— Start Data provided —
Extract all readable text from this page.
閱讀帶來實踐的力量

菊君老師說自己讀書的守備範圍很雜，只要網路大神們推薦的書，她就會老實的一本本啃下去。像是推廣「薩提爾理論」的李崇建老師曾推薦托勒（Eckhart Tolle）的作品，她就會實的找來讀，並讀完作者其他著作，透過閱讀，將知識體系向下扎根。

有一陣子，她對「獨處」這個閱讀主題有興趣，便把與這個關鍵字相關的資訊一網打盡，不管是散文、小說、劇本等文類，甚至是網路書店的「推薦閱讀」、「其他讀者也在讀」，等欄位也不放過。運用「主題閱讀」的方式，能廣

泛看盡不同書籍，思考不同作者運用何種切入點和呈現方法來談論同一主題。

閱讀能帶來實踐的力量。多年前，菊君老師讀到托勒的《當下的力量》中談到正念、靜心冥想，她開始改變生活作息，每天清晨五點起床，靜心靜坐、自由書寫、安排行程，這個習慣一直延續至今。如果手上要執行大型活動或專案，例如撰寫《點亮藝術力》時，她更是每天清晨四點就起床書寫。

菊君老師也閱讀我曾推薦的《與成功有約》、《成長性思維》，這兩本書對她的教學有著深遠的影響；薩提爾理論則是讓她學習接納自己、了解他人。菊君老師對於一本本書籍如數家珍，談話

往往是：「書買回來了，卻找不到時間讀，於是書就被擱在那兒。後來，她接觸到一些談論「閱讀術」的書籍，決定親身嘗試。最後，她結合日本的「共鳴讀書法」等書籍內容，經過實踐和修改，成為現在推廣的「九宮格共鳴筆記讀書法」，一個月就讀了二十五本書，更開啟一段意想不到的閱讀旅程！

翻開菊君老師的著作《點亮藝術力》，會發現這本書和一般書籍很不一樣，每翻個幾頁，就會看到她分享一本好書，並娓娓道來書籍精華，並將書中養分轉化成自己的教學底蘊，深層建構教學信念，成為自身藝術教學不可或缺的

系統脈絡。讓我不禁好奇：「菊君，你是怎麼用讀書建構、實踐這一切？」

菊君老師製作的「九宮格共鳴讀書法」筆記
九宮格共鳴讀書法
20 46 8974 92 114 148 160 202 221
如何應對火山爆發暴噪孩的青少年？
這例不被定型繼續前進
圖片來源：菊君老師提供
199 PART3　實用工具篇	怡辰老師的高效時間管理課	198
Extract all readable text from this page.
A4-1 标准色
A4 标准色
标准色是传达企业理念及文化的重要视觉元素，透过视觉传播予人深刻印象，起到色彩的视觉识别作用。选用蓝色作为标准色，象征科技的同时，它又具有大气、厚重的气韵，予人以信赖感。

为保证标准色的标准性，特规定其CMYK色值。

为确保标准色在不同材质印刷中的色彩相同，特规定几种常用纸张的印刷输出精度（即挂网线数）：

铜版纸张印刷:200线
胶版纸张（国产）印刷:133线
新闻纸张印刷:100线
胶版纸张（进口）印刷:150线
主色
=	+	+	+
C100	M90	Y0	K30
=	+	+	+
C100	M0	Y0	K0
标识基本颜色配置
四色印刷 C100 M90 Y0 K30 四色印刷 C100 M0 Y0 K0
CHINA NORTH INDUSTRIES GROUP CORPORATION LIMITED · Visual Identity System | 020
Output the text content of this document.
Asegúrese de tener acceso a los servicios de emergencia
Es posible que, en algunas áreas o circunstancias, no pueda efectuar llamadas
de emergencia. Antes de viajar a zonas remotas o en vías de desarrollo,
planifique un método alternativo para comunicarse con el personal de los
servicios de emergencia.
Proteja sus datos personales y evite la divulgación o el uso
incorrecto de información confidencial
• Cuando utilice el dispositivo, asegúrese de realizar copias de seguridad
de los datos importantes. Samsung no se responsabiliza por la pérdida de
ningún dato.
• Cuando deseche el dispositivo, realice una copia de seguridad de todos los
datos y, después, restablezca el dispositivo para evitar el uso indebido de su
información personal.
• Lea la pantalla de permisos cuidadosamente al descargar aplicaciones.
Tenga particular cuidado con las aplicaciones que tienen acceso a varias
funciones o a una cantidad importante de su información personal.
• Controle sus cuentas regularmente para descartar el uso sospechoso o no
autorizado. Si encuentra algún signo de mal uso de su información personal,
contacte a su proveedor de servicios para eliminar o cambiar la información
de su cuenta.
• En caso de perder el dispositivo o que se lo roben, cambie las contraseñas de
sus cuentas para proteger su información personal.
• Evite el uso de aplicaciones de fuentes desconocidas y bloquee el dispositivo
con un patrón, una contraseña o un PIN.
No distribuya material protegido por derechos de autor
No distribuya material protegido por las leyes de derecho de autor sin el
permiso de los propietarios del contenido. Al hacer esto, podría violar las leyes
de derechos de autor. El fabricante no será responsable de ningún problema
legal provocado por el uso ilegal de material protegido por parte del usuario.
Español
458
— End Data provided —
* **Given instruction**
Print every record above exactly as written.

* **Result for this exercise**
Extract all readable text from this page.
閱讀帶來實踐的力量

菊君老師說自己讀書的守備範圍很雜，只要網路大神們推薦的書，她就會老實的一本本啃下去。像是推廣「薩提爾理論」的李崇建老師曾推薦托勒（Eckhart Tolle）的作品，她就會實的找來讀，並讀完作者其他著作，透過閱讀，將知識體系向下扎根。

有一陣子，她對「獨處」這個閱讀主題有興趣，便把與這個關鍵字相關的資訊一網打盡，不管是散文、小說、劇本等文類，甚至是網路書店的「推薦閱讀」、「其他讀者也在讀」，等欄位也不放過。運用「主題閱讀」的方式，能廣

泛看盡不同書籍，思考不同作者運用何種切入點和呈現方法來談論同一主題。

閱讀能帶來實踐的力量。多年前，菊君老師讀到托勒的《當下的力量》中談到正念、靜心冥想，她開始改變生活作息，每天清晨五點起床，靜心靜坐、自由書寫、安排行程，這個習慣一直延續至今。如果手上要執行大型活動或專案，例如撰寫《點亮藝術力》時，她更是每天清晨四點就起床書寫。

菊君老師也閱讀我曾推薦的《與成功有約》、《成長性思維》，這兩本書對她的教學有著深遠的影響；薩提爾理論則是讓她學習接納自己、了解他人。菊君老師對於一本本書籍如數家珍，談話

往往是：「書買回來了，卻找不到時間讀，於是書就被擱在那兒。後來，她接觸到一些談論「閱讀術」的書籍，決定親身嘗試。最後，她結合日本的「共鳴讀書法」等書籍內容，經過實踐和修改，成為現在推廣的「九宮格共鳴筆記讀書法」，一個月就讀了二十五本書，更開啟一段意想不到的閱讀旅程！

翻開菊君老師的著作《點亮藝術力》，會發現這本書和一般書籍很不一樣，每翻個幾頁，就會看到她分享一本好書，並娓娓道來書籍精華，並將書中養分轉化成自己的教學底蘊，深層建構教學信念，成為自身藝術教學不可或缺的

系統脈絡。讓我不禁好奇：「菊君，你是怎麼用讀書建構、實踐這一切？」

菊君老師製作的「九宮格共鳴讀書法」筆記
九宮格共鳴讀書法
20 46 8974 92 114 148 160 202 221
如何應對火山爆發暴噪孩的青少年？
這例不被定型繼續前進
圖片來源：菊君老師提供
199 PART3　實用工具篇	怡辰老師的高效時間管理課	198
Extract all readable text from this page.
A4-1 标准色
A4 标准色
标准色是传达企业理念及文化的重要视觉元素，透过视觉传播予人深刻印象，起到色彩的视觉识别作用。选用蓝色作为标准色，象征科技的同时，它又具有大气、厚重的气韵，予人以信赖感。

为保证标准色的标准性，特规定其CMYK色值。

为确保标准色在不同材质印刷中的色彩相同，特规定几种常用纸张的印刷输出精度（即挂网线数）：

铜版纸张印刷:200线
胶版纸张（国产）印刷:133线
新闻纸张印刷:100线
胶版纸张（进口）印刷:150线
主色
=	+	+	+
C100	M90	Y0	K30
=	+	+	+
C100	M0	Y0	K0
标识基本颜色配置
四色印刷 C100 M90 Y0 K30 四色印刷 C100 M0 Y0 K0
CHINA NORTH INDUSTRIES GROUP CORPORATION LIMITED · Visual Identity System | 020
Output the text content of this document.
Asegúrese de tener acceso a los servicios de emergencia
Es posible que, en algunas áreas o circunstancias, no pueda efectuar llamadas
de emergencia. Antes de viajar a zonas remotas o en vías de desarrollo,
planifique un método alternativo para comunicarse con el personal de los
servicios de emergencia.
Proteja sus datos personales y evite la divulgación o el uso
incorrecto de información confidencial
• Cuando utilice el dispositivo, asegúrese de realizar copias de seguridad
de los datos importantes. Samsung no se responsabiliza por la pérdida de
ningún dato.
• Cuando deseche el dispositivo, realice una copia de seguridad de todos los
datos y, después, restablezca el dispositivo para evitar el uso indebido de su
información personal.
• Lea la pantalla de permisos cuidadosamente al descargar aplicaciones.
Tenga particular cuidado con las aplicaciones que tienen acceso a varias
funciones o a una cantidad importante de su información personal.
• Controle sus cuentas regularmente para descartar el uso sospechoso o no
autorizado. Si encuentra algún signo de mal uso de su información personal,
contacte a su proveedor de servicios para eliminar o cambiar la información
de su cuenta.
• En caso de perder el dispositivo o que se lo roben, cambie las contraseñas de
sus cuentas para proteger su información personal.
• Evite el uso de aplicaciones de fuentes desconocidas y bloquee el dispositivo
con un patrón, una contraseña o un PIN.
No distribuya material protegido por derechos de autor
No distribuya material protegido por las leyes de derecho de autor sin el
permiso de los propietarios del contenido. Al hacer esto, podría violar las leyes
de derechos de autor. El fabricante no será responsable de ningún problema
legal provocado por el uso ilegal de material protegido por parte del usuario.
Español
458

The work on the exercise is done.